* _Set problem_:
Every entry needs to be printed exactly, please.

------------------------------------------------------------

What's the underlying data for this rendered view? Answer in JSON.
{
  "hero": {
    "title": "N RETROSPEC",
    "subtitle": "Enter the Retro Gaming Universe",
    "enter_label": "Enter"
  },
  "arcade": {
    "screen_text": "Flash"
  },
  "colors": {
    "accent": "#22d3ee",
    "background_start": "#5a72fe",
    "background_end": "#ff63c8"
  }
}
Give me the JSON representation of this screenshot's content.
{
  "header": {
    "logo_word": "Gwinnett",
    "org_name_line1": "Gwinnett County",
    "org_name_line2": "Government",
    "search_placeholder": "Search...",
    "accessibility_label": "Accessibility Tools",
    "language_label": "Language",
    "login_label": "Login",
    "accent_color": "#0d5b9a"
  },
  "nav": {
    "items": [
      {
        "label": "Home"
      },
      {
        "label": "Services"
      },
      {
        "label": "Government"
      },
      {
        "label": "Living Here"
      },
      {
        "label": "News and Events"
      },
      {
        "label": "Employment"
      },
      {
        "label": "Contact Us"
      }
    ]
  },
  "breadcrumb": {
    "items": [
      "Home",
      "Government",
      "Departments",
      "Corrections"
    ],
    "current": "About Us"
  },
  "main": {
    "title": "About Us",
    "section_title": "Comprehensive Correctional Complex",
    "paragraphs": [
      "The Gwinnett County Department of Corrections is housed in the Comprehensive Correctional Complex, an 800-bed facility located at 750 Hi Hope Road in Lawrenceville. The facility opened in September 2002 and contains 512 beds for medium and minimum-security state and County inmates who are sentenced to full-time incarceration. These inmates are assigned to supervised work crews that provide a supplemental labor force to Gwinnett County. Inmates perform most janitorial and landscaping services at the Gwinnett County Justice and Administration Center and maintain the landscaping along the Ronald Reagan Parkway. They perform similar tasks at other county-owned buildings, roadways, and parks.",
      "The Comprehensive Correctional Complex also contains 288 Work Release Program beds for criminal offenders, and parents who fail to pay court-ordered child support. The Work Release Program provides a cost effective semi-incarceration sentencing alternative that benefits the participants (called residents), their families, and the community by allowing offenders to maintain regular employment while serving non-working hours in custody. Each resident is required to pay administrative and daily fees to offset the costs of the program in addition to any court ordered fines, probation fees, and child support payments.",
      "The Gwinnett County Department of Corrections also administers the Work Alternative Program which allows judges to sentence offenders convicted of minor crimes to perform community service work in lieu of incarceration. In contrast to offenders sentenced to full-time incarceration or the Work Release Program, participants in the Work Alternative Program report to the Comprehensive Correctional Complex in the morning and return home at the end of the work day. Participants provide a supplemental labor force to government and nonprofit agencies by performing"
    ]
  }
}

------------------------------------------------------------

* _The result_:
What's the underlying data for this rendered view? Answer in JSON.
{
  "hero": {
    "title": "N RETROSPEC",
    "subtitle": "Enter the Retro Gaming Universe",
    "enter_label": "Enter"
  },
  "arcade": {
    "screen_text": "Flash"
  },
  "colors": {
    "accent": "#22d3ee",
    "background_start": "#5a72fe",
    "background_end": "#ff63c8"
  }
}
Give me the JSON representation of this screenshot's content.
{
  "header": {
    "logo_word": "Gwinnett",
    "org_name_line1": "Gwinnett County",
    "org_name_line2": "Government",
    "search_placeholder": "Search...",
    "accessibility_label": "Accessibility Tools",
    "language_label": "Language",
    "login_label": "Login",
    "accent_color": "#0d5b9a"
  },
  "nav": {
    "items": [
      {
        "label": "Home"
      },
      {
        "label": "Services"
      },
      {
        "label": "Government"
      },
      {
        "label": "Living Here"
      },
      {
        "label": "News and Events"
      },
      {
        "label": "Employment"
      },
      {
        "label": "Contact Us"
      }
    ]
  },
  "breadcrumb": {
    "items": [
      "Home",
      "Government",
      "Departments",
      "Corrections"
    ],
    "current": "About Us"
  },
  "main": {
    "title": "About Us",
    "section_title": "Comprehensive Correctional Complex",
    "paragraphs": [
      "The Gwinnett County Department of Corrections is housed in the Comprehensive Correctional Complex, an 800-bed facility located at 750 Hi Hope Road in Lawrenceville. The facility opened in September 2002 and contains 512 beds for medium and minimum-security state and County inmates who are sentenced to full-time incarceration. These inmates are assigned to supervised work crews that provide a supplemental labor force to Gwinnett County. Inmates perform most janitorial and landscaping services at the Gwinnett County Justice and Administration Center and maintain the landscaping along the Ronald Reagan Parkway. They perform similar tasks at other county-owned buildings, roadways, and parks.",
      "The Comprehensive Correctional Complex also contains 288 Work Release Program beds for criminal offenders, and parents who fail to pay court-ordered child support. The Work Release Program provides a cost effective semi-incarceration sentencing alternative that benefits the participants (called residents), their families, and the community by allowing offenders to maintain regular employment while serving non-working hours in custody. Each resident is required to pay administrative and daily fees to offset the costs of the program in addition to any court ordered fines, probation fees, and child support payments.",
      "The Gwinnett County Department of Corrections also administers the Work Alternative Program which allows judges to sentence offenders convicted of minor crimes to perform community service work in lieu of incarceration. In contrast to offenders sentenced to full-time incarceration or the Work Release Program, participants in the Work Alternative Program report to the Comprehensive Correctional Complex in the morning and return home at the end of the work day. Participants provide a supplemental labor force to government and nonprofit agencies by performing"
    ]
  }
}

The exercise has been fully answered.